Direction:
Report the count of lines holding "have" in the records, with no other words.

========================================

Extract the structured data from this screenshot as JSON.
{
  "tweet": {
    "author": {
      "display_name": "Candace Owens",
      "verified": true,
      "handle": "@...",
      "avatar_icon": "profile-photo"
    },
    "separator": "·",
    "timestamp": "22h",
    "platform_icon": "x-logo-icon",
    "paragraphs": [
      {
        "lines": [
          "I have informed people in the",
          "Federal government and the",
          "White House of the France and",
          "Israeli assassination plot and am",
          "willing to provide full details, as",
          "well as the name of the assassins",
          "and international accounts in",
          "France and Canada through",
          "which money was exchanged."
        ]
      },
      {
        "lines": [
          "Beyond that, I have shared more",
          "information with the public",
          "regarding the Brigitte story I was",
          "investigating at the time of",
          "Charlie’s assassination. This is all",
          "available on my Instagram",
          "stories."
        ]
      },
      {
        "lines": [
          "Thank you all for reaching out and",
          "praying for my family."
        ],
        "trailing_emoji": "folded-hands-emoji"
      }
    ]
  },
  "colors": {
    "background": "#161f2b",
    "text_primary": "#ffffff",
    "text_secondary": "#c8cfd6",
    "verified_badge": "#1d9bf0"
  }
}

========================================

Task answer:
2